**REQUIRED TASKS:**
• a. According to the account of the 1867 Sunday school, where was the First Congregational Society holding its sessions while its church building was being constructed?
• b. Continue the account of the 1867 Sunday school from the point where it stops.

**SOURCE DOCUMENT:**
In church matters, during the summer of 1867, the First Congregational Society was holding all its sessions in Metzerott Hall, while our church edifice was in process of construction. The pastor was away on a short vacation. Seeing one Sunday that our Sunday school was very small, I addressed the teachers and children just before the closing exercise and said that there were plenty of children outside that had no Sunday school, and urged the scholars to make an effort to fill up our room with those who had no such school advantages. My last remark was in keeping with my own constant wish. It was to this effect: “I will give a present to five (I believe that was the number) who will bring in the most new scholars, and they need not look at the color of the eyes, hair, or skin.”

**PROVIDED INFORMATION:**
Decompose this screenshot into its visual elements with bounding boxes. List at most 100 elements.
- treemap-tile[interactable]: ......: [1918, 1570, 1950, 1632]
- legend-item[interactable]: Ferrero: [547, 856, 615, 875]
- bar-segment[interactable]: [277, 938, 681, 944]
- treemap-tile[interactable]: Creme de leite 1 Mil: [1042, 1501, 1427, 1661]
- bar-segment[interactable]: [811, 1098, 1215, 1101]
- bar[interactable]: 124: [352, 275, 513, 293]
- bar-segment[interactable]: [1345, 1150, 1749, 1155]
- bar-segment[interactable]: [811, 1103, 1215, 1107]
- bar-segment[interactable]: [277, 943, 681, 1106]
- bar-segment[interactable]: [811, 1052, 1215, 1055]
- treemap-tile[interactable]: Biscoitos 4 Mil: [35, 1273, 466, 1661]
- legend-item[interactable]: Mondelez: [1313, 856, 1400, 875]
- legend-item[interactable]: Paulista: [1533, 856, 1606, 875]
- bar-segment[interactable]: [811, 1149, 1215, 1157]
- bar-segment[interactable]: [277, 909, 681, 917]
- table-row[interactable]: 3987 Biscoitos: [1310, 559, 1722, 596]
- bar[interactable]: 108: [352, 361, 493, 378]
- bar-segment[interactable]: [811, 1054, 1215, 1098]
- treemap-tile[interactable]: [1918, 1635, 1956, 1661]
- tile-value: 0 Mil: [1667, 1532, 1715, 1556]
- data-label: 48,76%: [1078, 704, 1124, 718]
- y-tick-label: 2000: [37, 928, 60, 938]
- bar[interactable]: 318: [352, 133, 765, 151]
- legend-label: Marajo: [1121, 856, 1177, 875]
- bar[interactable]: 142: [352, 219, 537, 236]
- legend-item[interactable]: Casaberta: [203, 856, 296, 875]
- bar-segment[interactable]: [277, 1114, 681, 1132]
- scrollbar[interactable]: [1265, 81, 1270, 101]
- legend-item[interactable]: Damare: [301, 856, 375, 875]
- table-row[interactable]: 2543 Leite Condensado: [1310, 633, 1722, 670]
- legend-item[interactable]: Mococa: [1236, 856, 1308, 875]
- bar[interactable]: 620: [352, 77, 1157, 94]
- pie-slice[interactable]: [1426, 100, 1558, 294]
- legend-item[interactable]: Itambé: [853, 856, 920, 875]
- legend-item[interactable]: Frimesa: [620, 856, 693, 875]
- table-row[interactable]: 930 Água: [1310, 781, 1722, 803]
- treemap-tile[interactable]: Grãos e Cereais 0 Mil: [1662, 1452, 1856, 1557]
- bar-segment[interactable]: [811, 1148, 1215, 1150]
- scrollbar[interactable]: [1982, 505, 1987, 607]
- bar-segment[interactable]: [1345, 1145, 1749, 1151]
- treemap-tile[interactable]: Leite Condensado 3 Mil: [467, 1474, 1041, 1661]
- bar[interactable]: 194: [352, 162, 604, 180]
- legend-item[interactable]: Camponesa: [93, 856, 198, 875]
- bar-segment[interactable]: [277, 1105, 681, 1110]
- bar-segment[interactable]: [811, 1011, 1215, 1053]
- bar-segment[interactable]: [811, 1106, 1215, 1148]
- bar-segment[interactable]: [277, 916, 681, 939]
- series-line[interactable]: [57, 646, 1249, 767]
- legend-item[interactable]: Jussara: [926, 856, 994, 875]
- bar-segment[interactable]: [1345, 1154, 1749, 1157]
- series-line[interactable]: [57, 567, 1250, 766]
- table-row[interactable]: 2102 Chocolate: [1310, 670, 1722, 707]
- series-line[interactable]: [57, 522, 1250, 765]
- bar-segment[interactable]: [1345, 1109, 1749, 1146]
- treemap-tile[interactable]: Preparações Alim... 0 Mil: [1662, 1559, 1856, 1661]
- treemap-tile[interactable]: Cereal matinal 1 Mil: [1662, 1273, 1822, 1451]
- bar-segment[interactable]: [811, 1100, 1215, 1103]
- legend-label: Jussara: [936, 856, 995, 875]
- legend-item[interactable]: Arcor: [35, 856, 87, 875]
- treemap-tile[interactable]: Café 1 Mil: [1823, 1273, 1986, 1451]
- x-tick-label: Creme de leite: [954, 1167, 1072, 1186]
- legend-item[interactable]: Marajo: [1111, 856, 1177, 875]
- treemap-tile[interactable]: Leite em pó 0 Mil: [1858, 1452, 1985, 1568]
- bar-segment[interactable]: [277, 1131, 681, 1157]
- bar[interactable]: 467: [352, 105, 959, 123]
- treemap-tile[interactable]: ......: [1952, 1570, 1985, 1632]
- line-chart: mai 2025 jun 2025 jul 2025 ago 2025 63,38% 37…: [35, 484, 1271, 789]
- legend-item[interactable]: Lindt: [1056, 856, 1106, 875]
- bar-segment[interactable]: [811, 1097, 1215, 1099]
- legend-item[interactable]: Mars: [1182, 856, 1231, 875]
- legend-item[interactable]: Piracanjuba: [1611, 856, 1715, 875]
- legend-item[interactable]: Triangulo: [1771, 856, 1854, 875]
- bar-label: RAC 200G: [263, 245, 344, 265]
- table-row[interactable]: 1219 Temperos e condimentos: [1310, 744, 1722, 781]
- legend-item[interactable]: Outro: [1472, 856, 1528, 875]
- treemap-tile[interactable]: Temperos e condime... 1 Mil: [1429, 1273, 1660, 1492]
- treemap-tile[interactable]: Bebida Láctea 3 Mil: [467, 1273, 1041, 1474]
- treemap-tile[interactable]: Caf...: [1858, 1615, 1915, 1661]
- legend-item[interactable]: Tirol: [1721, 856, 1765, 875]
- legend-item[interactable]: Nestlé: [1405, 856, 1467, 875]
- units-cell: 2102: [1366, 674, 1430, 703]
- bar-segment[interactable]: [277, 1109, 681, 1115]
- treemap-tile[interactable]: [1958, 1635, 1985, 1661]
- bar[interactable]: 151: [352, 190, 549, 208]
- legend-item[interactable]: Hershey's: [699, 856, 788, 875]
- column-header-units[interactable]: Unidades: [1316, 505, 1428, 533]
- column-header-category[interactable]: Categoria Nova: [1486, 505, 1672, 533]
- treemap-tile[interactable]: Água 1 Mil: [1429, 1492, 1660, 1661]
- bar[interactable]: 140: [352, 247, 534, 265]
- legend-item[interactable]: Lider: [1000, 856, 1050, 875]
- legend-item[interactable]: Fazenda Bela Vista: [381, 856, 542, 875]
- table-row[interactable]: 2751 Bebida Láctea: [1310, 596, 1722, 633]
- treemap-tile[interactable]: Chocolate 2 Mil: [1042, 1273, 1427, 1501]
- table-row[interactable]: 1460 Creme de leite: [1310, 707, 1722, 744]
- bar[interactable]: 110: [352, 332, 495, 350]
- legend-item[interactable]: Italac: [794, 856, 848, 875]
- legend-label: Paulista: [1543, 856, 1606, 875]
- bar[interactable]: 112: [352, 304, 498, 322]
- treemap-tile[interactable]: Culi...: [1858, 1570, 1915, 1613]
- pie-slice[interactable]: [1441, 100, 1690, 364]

**ANSWERS TO THE PROBLEMS:**
• a. In Metzerott Hall.

• b.
The next Sunday plenty of scholars came trooping in, and among them many colored pupils. This action, to my astonishment, displeased very many of our church members, both men and women. Our pastor was informed. He returned at once from his vacation, took sides against my action publicly and privately, though the colored children already there were suffered to remain in the Sunday school. The church society proved itself now to be divided, and those opposed to Dr. Boynton were uniting in action. However, even yet, I deprecated these dividing tendencies and tried to check them.

Later in the year, I was called to St. Louis, Mo., and when there in the Congregational churches pleaded for help to our building fund, restating, as our early letters had declared, that our new Congregational body would be careful to make no distinctions on account of race or color. That was one of our reasons for the establishment of our church in Washington.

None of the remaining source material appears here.